Find the word "term" in the listing; pull out each line holding it.
- - - - - - -
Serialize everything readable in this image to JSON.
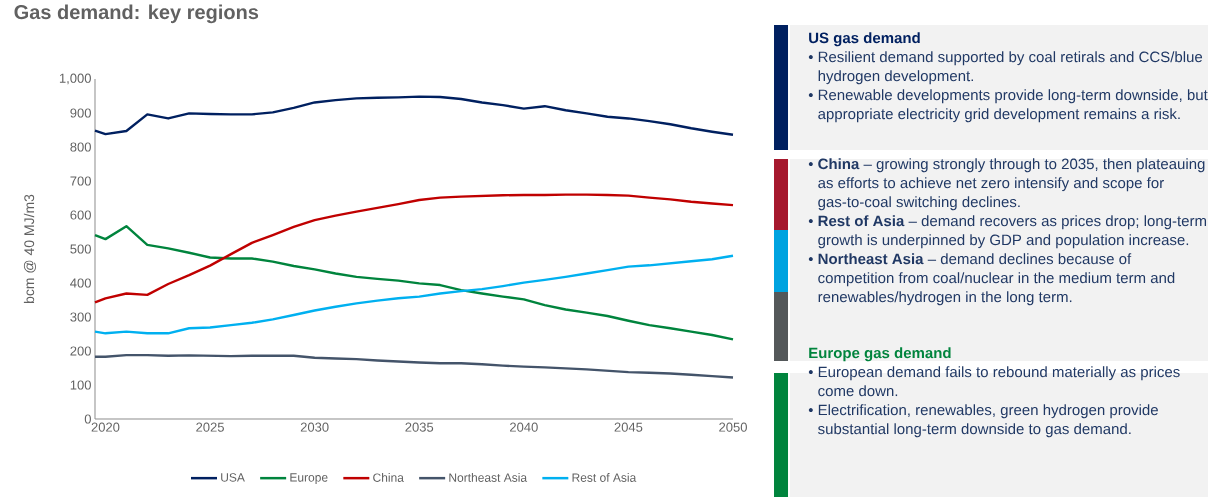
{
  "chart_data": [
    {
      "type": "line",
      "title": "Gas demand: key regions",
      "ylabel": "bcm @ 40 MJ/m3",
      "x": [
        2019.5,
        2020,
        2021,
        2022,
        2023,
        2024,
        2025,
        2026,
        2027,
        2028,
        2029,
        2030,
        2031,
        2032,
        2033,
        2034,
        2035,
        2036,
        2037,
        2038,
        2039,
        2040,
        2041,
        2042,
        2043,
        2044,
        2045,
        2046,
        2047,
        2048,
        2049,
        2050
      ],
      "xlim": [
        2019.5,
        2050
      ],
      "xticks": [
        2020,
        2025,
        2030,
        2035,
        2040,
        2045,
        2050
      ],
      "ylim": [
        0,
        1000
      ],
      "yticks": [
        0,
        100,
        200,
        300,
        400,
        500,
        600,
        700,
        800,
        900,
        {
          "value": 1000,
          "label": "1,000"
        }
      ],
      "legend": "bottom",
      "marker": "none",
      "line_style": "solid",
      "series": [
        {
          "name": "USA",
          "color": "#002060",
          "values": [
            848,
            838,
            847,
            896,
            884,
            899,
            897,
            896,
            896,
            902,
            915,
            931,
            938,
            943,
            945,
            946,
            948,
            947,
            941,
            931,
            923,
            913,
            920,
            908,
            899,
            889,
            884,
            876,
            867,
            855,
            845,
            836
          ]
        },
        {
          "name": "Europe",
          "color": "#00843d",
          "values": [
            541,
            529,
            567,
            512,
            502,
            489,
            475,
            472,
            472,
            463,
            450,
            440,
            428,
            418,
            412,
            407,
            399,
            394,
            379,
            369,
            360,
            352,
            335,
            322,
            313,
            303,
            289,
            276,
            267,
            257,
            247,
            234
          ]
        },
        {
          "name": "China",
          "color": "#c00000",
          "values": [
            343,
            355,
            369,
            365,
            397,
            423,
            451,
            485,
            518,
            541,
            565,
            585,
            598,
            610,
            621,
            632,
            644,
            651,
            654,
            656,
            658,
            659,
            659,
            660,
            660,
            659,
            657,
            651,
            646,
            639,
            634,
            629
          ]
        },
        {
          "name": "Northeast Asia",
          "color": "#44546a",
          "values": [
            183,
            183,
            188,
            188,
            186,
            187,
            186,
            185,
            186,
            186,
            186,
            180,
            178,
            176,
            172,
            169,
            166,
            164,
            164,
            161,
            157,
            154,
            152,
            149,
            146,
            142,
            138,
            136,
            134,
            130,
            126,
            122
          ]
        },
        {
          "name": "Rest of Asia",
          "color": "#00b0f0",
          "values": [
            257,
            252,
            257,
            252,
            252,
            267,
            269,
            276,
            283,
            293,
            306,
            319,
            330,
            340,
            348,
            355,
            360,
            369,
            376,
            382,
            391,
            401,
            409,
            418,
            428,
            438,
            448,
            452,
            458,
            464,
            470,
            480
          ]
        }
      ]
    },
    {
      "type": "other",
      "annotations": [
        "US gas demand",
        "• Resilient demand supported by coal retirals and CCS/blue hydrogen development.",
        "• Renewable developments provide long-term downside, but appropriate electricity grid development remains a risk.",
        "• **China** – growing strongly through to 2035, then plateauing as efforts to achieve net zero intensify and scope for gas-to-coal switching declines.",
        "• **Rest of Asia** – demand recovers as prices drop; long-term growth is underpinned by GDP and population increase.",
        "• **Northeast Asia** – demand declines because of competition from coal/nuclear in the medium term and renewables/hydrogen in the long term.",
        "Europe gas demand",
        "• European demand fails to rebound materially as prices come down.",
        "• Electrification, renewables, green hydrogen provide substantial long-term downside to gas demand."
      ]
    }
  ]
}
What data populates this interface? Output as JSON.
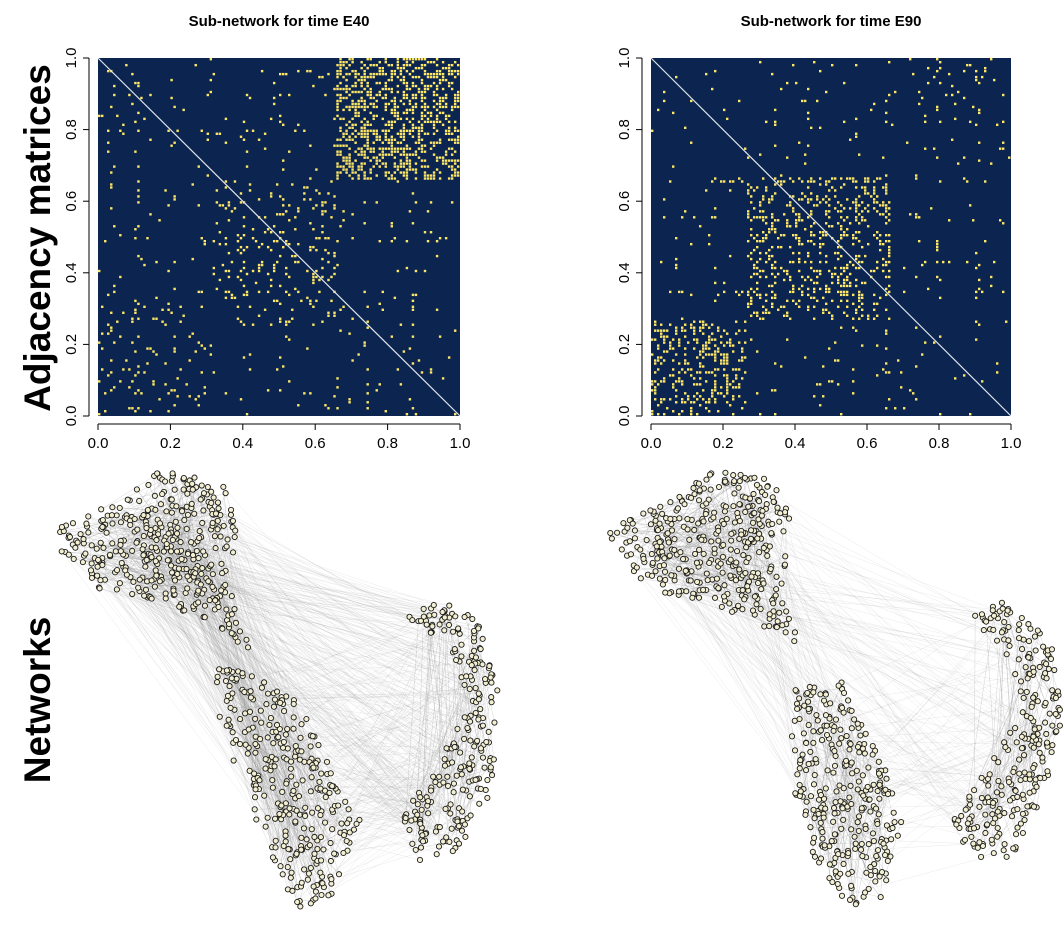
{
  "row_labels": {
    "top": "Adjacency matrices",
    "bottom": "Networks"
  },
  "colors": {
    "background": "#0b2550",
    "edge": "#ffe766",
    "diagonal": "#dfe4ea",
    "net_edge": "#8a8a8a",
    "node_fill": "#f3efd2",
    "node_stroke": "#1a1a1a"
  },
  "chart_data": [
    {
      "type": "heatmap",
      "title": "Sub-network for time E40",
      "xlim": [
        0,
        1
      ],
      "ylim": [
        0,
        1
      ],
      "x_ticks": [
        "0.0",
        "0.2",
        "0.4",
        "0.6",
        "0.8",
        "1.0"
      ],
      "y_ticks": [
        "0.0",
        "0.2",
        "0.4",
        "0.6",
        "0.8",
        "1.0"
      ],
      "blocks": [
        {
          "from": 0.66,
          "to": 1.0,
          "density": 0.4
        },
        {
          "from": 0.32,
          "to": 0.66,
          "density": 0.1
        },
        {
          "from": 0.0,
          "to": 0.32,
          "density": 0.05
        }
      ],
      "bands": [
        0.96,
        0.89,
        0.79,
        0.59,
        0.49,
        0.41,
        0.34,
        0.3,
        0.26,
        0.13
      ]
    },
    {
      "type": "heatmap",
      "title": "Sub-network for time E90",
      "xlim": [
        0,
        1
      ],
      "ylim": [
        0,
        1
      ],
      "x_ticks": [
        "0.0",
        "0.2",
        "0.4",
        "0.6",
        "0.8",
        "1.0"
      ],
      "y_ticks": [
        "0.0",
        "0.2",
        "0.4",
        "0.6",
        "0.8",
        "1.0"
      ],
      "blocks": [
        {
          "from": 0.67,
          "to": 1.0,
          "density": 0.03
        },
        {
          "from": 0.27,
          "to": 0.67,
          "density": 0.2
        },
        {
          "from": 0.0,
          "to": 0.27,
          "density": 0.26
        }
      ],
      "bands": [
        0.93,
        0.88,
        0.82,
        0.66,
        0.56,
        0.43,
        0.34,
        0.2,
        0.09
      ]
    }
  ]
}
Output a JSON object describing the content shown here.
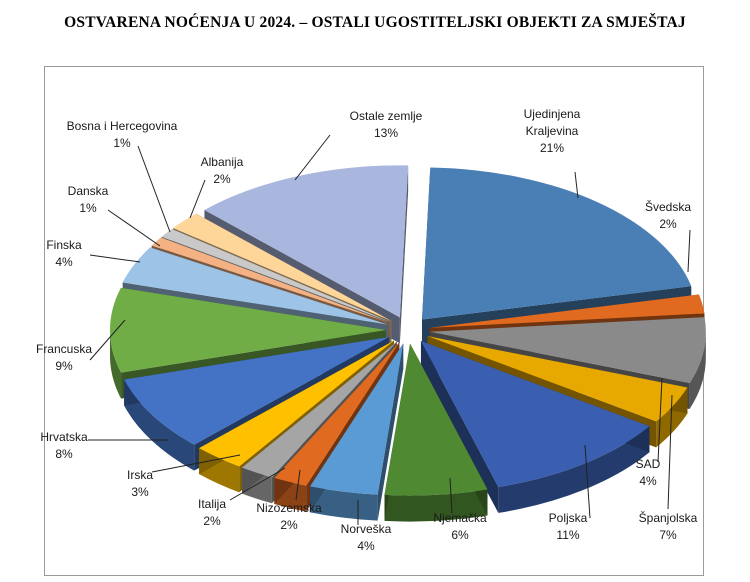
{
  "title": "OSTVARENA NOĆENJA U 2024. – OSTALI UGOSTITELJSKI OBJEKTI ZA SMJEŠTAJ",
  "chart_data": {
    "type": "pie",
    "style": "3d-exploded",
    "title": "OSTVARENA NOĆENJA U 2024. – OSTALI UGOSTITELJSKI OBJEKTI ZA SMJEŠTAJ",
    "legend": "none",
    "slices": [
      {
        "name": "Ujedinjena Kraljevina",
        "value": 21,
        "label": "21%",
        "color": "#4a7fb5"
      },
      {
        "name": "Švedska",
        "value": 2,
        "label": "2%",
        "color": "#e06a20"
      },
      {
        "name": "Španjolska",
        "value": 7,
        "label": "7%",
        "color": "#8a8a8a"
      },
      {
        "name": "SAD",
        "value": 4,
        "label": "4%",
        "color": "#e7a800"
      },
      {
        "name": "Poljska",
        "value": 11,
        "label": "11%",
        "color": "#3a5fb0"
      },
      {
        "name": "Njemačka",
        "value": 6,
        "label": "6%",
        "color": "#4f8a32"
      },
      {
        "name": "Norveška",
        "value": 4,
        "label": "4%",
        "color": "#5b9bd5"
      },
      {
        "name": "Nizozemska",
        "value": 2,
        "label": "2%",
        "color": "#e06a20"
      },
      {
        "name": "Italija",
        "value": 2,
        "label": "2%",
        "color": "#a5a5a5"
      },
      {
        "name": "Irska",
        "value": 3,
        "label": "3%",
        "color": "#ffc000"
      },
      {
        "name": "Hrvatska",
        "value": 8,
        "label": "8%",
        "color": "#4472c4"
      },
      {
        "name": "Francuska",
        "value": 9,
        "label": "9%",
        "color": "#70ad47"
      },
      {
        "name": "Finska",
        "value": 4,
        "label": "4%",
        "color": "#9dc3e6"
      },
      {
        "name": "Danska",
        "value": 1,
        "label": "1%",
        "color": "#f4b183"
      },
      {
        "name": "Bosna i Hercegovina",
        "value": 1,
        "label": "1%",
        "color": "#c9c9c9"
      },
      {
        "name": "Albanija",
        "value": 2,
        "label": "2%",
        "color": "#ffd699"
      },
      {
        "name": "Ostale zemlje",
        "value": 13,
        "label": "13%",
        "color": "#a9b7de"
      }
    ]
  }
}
- - - - - - -
RESULT OF THIS EXERCISE:
        "• Renewable developments provide long-term downside, but appropriate electricity grid development remains a risk.",
        "• **Rest of Asia** – demand recovers as prices drop; long-term growth is underpinned by GDP and population increase.",
        "• **Northeast Asia** – demand declines because of competition from coal/nuclear in the medium term and renewables/hydrogen in the long term.",
        "• Electrification, renewables, green hydrogen provide substantial long-term downside to gas demand."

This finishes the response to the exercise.